→ **Stated exercise**
Answer with a single number, the count of lines holding the word "pricing".

--- Start Exercise input ---

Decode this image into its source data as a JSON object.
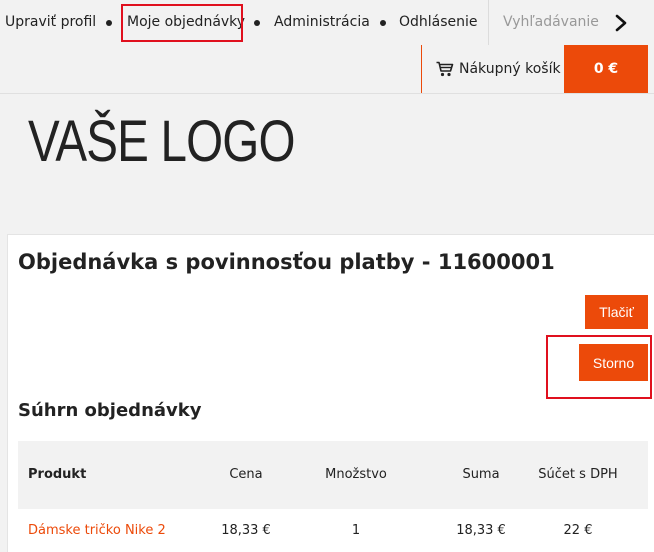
{
  "nav": {
    "edit_profile": "Upraviť profil",
    "my_orders": "Moje objednávky",
    "administration": "Administrácia",
    "logout": "Odhlásenie",
    "search": "Vyhľadávanie"
  },
  "cart": {
    "label": "Nákupný košík",
    "total": "0 €"
  },
  "logo": {
    "text": "VAŠE LOGO"
  },
  "order": {
    "title": "Objednávka s povinnosťou platby - 11600001",
    "print_label": "Tlačiť",
    "cancel_label": "Storno"
  },
  "summary": {
    "title": "Súhrn objednávky",
    "columns": [
      "Produkt",
      "Cena",
      "Množstvo",
      "Suma",
      "Súčet s DPH"
    ],
    "rows": [
      {
        "product": "Dámske tričko Nike 2",
        "price": "18,33 €",
        "quantity": "1",
        "sum": "18,33 €",
        "total_vat": "22 €"
      }
    ]
  },
  "colors": {
    "accent": "#ec4a0a",
    "highlight": "#e0101e"
  },
  "icons": {
    "cart": "shopping-cart-icon",
    "next": "chevron-right-icon"
  }
}
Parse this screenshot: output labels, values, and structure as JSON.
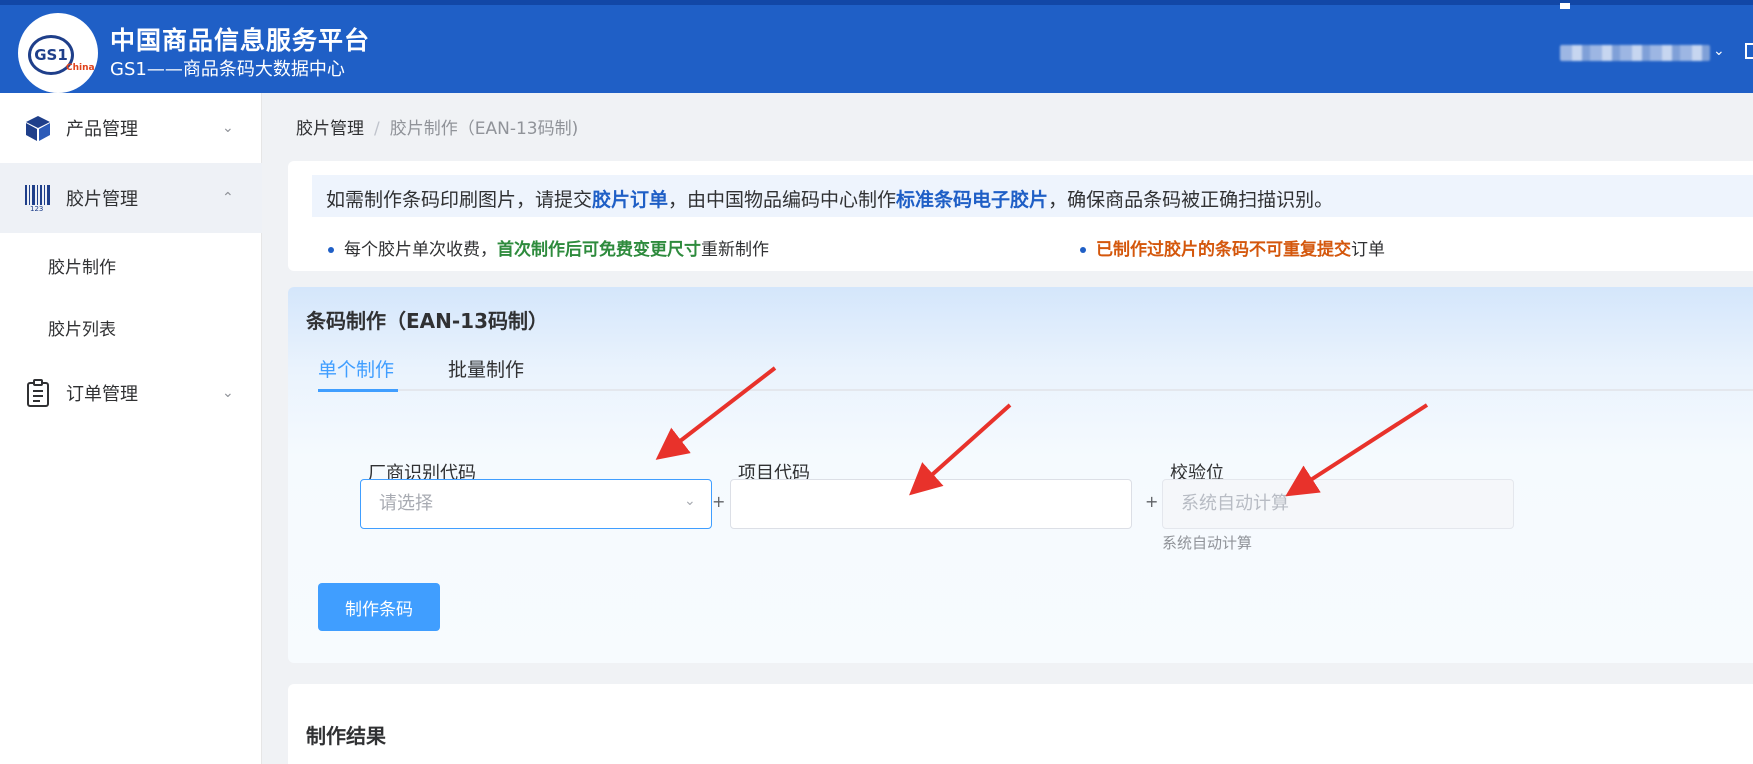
{
  "header": {
    "logo_text": "GS1",
    "logo_region": "China",
    "title": "中国商品信息服务平台",
    "subtitle": "GS1——商品条码大数据中心",
    "brand_color": "#1f5fc6"
  },
  "sidebar": {
    "items": [
      {
        "label": "产品管理",
        "icon": "box-icon",
        "expanded": false
      },
      {
        "label": "胶片管理",
        "icon": "barcode-icon",
        "expanded": true
      },
      {
        "label": "订单管理",
        "icon": "clipboard-icon",
        "expanded": false
      }
    ],
    "sub_items": [
      {
        "label": "胶片制作"
      },
      {
        "label": "胶片列表"
      }
    ]
  },
  "breadcrumb": {
    "parent": "胶片管理",
    "separator": "/",
    "current": "胶片制作（EAN-13码制)"
  },
  "notice": {
    "part1": "如需制作条码印刷图片，请提交",
    "bold1": "胶片订单",
    "part2": "，由中国物品编码中心制作",
    "bold2": "标准条码电子胶片",
    "part3": "，确保商品条码被正确扫描识别。",
    "bullet1_pre": "每个胶片单次收费，",
    "bullet1_bold": "首次制作后可免费变更尺寸",
    "bullet1_post": "重新制作",
    "bullet2_bold": "已制作过胶片的条码不可重复提交",
    "bullet2_post": "订单"
  },
  "form": {
    "title": "条码制作（EAN-13码制）",
    "tabs": [
      {
        "label": "单个制作",
        "active": true
      },
      {
        "label": "批量制作",
        "active": false
      }
    ],
    "fields": {
      "manufacturer": {
        "label": "厂商识别代码",
        "placeholder": "请选择"
      },
      "item_code": {
        "label": "项目代码",
        "value": ""
      },
      "check_digit": {
        "label": "校验位",
        "placeholder": "系统自动计算",
        "hint": "系统自动计算"
      }
    },
    "plus_sign": "+",
    "submit_label": "制作条码"
  },
  "result": {
    "title": "制作结果"
  }
}
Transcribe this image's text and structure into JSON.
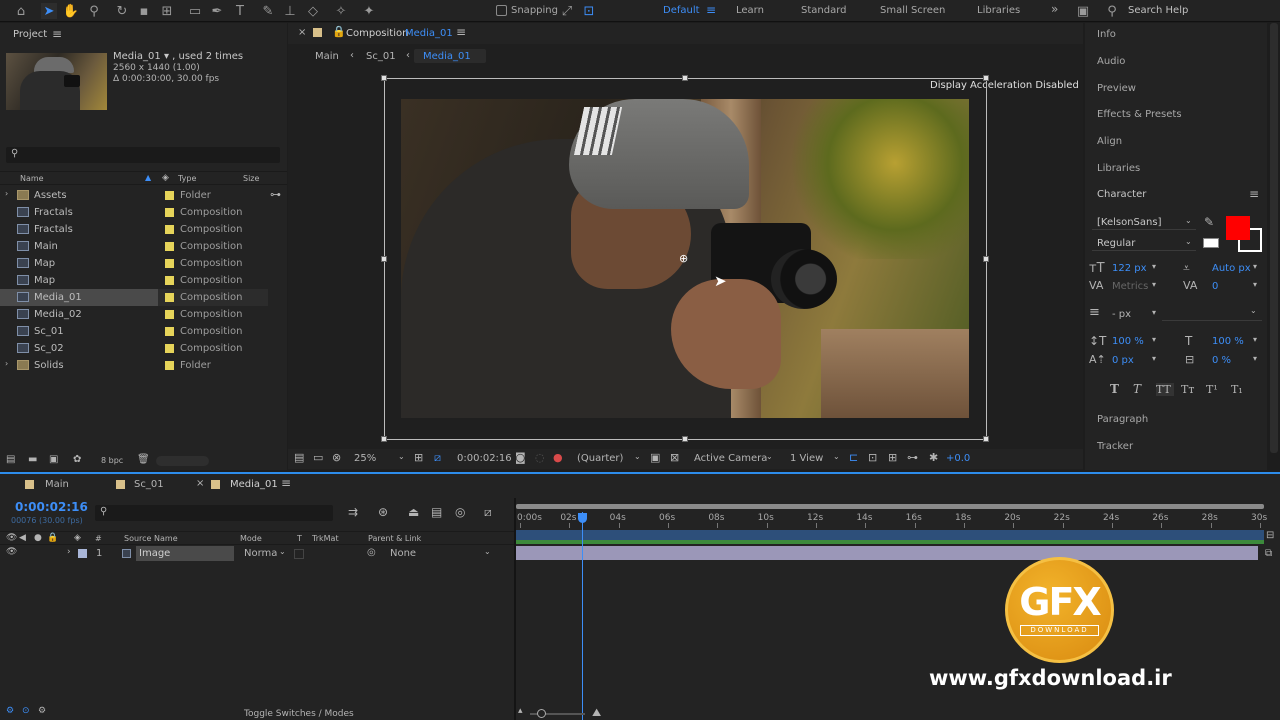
{
  "toolbar": {
    "snapping_label": "Snapping",
    "workspaces": [
      "Default",
      "Learn",
      "Standard",
      "Small Screen",
      "Libraries"
    ],
    "active_workspace": "Default",
    "search_placeholder": "Search Help",
    "expand_glyph": "»"
  },
  "project": {
    "title": "Project",
    "footage_name": "Media_01 ▾ , used 2 times",
    "footage_dims": "2560 x 1440 (1.00)",
    "footage_duration": "Δ 0:00:30:00, 30.00 fps",
    "columns": {
      "name": "Name",
      "type": "Type",
      "size": "Size"
    },
    "items": [
      {
        "name": "Assets",
        "type": "Folder",
        "kind": "folder",
        "color": "#e6d45a"
      },
      {
        "name": "Fractals",
        "type": "Composition",
        "kind": "comp",
        "color": "#e6d45a"
      },
      {
        "name": "Fractals",
        "type": "Composition",
        "kind": "comp",
        "color": "#e6d45a"
      },
      {
        "name": "Main",
        "type": "Composition",
        "kind": "comp",
        "color": "#e6d45a"
      },
      {
        "name": "Map",
        "type": "Composition",
        "kind": "comp",
        "color": "#e6d45a"
      },
      {
        "name": "Map",
        "type": "Composition",
        "kind": "comp",
        "color": "#e6d45a"
      },
      {
        "name": "Media_01",
        "type": "Composition",
        "kind": "comp",
        "color": "#e6d45a",
        "selected": true
      },
      {
        "name": "Media_02",
        "type": "Composition",
        "kind": "comp",
        "color": "#e6d45a"
      },
      {
        "name": "Sc_01",
        "type": "Composition",
        "kind": "comp",
        "color": "#e6d45a"
      },
      {
        "name": "Sc_02",
        "type": "Composition",
        "kind": "comp",
        "color": "#e6d45a"
      },
      {
        "name": "Solids",
        "type": "Folder",
        "kind": "folder",
        "color": "#e6d45a"
      }
    ],
    "bpc": "8 bpc"
  },
  "composition": {
    "tab_prefix": "Composition",
    "tab_name": "Media_01",
    "breadcrumbs": [
      "Main",
      "Sc_01",
      "Media_01"
    ],
    "notice": "Display Acceleration Disabled",
    "zoom": "25%",
    "timecode": "0:00:02:16",
    "resolution": "(Quarter)",
    "camera": "Active Camera",
    "views": "1 View",
    "exposure": "+0.0"
  },
  "right_panel": {
    "items_top": [
      "Info",
      "Audio",
      "Preview",
      "Effects & Presets",
      "Align",
      "Libraries"
    ],
    "character_title": "Character",
    "font": "[KelsonSans]",
    "style": "Regular",
    "font_size": "122 px",
    "leading": "Auto px",
    "kerning": "Metrics",
    "tracking": "0",
    "stroke": "- px",
    "vscale": "100 %",
    "hscale": "100 %",
    "baseline": "0 px",
    "tsume": "0 %",
    "fill_color": "#ff0000",
    "type_buttons": [
      "T",
      "T",
      "TT",
      "Tт",
      "T¹",
      "T₁"
    ],
    "items_bottom": [
      "Paragraph",
      "Tracker"
    ]
  },
  "timeline": {
    "tabs": [
      "Main",
      "Sc_01",
      "Media_01"
    ],
    "timecode": "0:00:02:16",
    "frames": "00076 (30.00 fps)",
    "columns": {
      "source": "Source Name",
      "mode": "Mode",
      "t": "T",
      "trkmat": "TrkMat",
      "parent": "Parent & Link"
    },
    "layer": {
      "index": "1",
      "name": "Image",
      "mode": "Norma",
      "parent": "None"
    },
    "ruler": [
      "0:00s",
      "02s",
      "04s",
      "06s",
      "08s",
      "10s",
      "12s",
      "14s",
      "16s",
      "18s",
      "20s",
      "22s",
      "24s",
      "26s",
      "28s",
      "30s"
    ],
    "playhead_seconds": 2.53,
    "duration_seconds": 30,
    "toggle_label": "Toggle Switches / Modes"
  },
  "watermark": {
    "logo_text": "GFX",
    "logo_sub": "DOWNLOAD",
    "url": "www.gfxdownload.ir"
  }
}
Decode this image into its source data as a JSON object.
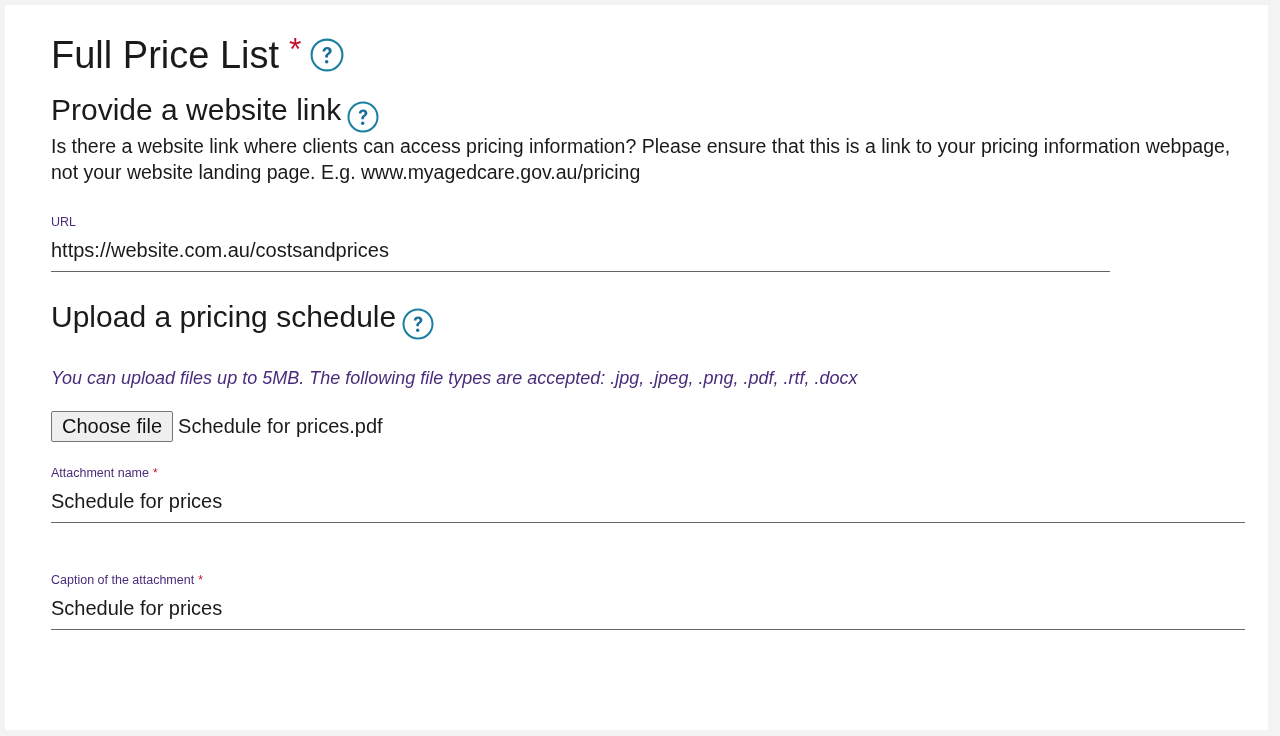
{
  "title": {
    "text": "Full Price List",
    "required_mark": "*",
    "help": true
  },
  "website_section": {
    "heading": "Provide a website link",
    "help": true,
    "description": "Is there a website link where clients can access pricing information? Please ensure that this is a link to your pricing information webpage, not your website landing page. E.g. www.myagedcare.gov.au/pricing",
    "fields": [
      {
        "label": "URL",
        "value": "https://website.com.au/costsandprices"
      }
    ]
  },
  "upload_section": {
    "heading": "Upload a pricing schedule",
    "help": true,
    "hint": "You can upload files up to 5MB. The following file types are accepted: .jpg, .jpeg, .png, .pdf, .rtf, .docx",
    "file_button": "Choose file",
    "file_name": "Schedule for prices.pdf",
    "fields": [
      {
        "label": "Attachment name",
        "value": "Schedule for prices",
        "required_mark": "*"
      },
      {
        "label": "Caption of the attachment",
        "value": "Schedule for prices",
        "required_mark": "*"
      }
    ]
  }
}
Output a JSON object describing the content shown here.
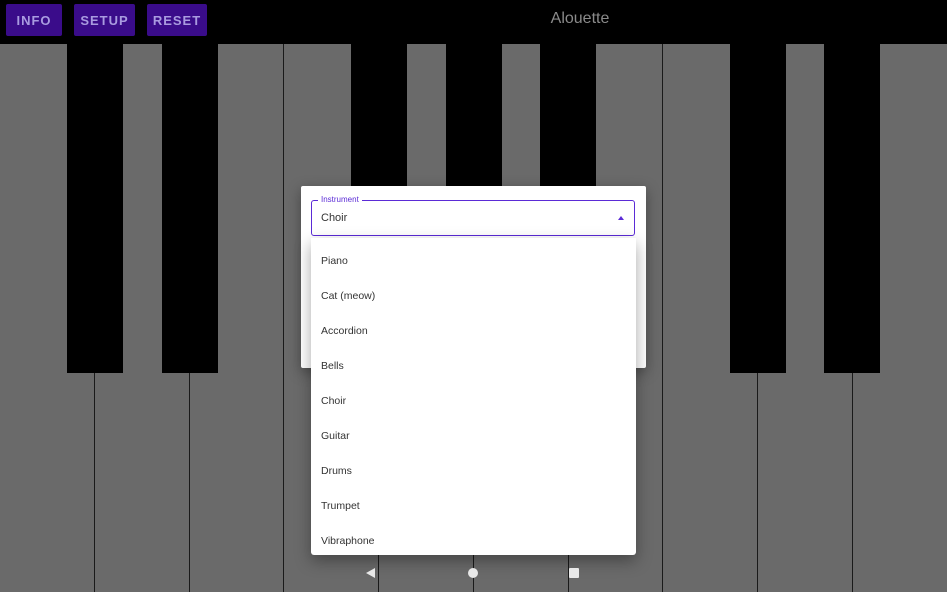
{
  "toolbar": {
    "info_label": "INFO",
    "setup_label": "SETUP",
    "reset_label": "RESET",
    "title": "Alouette",
    "button_color": "#3a0c8a"
  },
  "keyboard": {
    "white_key_color": "#6a6a6a",
    "black_key_color": "#000000"
  },
  "instrument_select": {
    "label": "Instrument",
    "selected": "Choir",
    "accent_color": "#5b2bd6",
    "arrow_icon": "caret-up-icon"
  },
  "dropdown": {
    "options": [
      "Piano",
      "Cat (meow)",
      "Accordion",
      "Bells",
      "Choir",
      "Guitar",
      "Drums",
      "Trumpet",
      "Vibraphone"
    ]
  },
  "navbar": {
    "back_icon": "back-triangle-icon",
    "home_icon": "home-circle-icon",
    "recents_icon": "recents-square-icon"
  }
}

--- End Exercise input ---

→ **Exercise solution**
2